■ **Written task**: Go through the listing below and gather every line with the word "一个重为".

■ **Dataset items**:
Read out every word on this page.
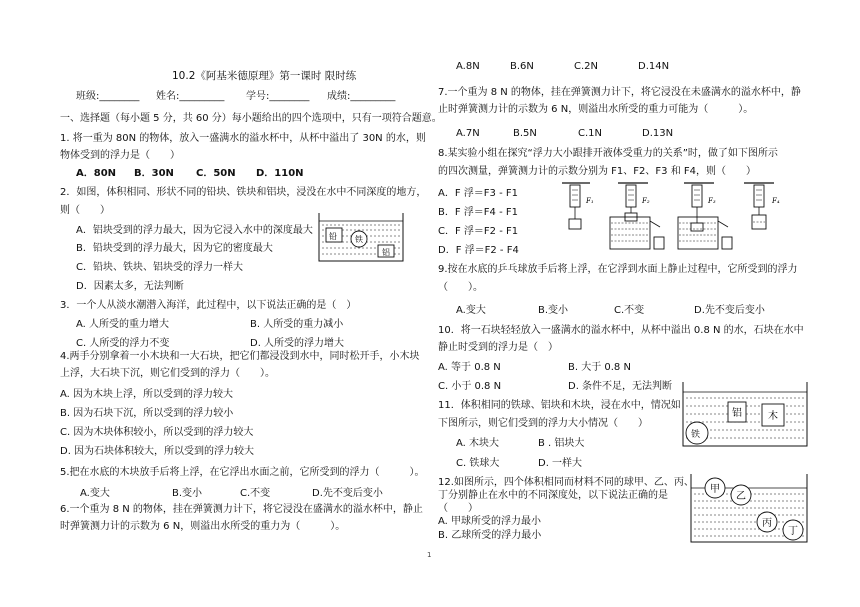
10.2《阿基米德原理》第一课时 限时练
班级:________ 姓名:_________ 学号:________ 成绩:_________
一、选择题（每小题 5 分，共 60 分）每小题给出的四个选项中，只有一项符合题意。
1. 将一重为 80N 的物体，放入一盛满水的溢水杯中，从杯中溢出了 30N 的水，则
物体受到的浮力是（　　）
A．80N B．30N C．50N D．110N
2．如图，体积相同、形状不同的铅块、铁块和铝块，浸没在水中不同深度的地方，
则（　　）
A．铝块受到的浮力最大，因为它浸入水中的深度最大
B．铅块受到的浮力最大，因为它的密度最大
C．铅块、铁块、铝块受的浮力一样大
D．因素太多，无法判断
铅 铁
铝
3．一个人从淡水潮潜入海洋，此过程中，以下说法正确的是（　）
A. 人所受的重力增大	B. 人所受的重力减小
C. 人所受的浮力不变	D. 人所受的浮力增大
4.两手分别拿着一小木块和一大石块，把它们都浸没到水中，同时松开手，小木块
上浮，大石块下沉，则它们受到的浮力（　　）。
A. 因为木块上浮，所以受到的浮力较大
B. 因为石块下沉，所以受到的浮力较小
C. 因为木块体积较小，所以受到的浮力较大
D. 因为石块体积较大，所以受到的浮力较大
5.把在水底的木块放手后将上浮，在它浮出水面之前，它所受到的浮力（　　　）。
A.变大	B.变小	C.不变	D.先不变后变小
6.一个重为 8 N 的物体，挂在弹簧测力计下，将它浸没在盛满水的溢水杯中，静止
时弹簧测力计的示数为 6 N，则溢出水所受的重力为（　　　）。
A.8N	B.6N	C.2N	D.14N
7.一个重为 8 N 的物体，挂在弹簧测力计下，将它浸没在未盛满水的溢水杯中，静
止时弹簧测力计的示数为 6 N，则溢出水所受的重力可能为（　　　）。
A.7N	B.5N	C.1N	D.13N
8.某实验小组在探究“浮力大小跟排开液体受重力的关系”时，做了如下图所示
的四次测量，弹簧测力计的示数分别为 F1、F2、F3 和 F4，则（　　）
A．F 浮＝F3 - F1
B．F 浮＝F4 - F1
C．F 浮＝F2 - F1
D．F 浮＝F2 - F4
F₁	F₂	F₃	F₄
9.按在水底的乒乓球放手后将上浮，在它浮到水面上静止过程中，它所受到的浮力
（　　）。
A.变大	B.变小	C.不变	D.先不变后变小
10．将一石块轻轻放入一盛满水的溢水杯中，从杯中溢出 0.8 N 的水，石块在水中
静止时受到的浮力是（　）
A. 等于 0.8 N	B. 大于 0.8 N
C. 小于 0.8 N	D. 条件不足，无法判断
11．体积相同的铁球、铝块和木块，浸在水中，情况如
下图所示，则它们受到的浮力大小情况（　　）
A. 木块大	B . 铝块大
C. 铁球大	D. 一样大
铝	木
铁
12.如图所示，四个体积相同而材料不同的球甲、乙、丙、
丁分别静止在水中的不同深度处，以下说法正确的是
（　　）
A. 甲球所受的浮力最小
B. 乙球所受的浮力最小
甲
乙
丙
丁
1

■ **Solution below**:
6.一个重为 8 N 的物体，挂在弹簧测力计下，将它浸没在盛满水的溢水杯中，静止
7.一个重为 8 N 的物体，挂在弹簧测力计下，将它浸没在未盛满水的溢水杯中，静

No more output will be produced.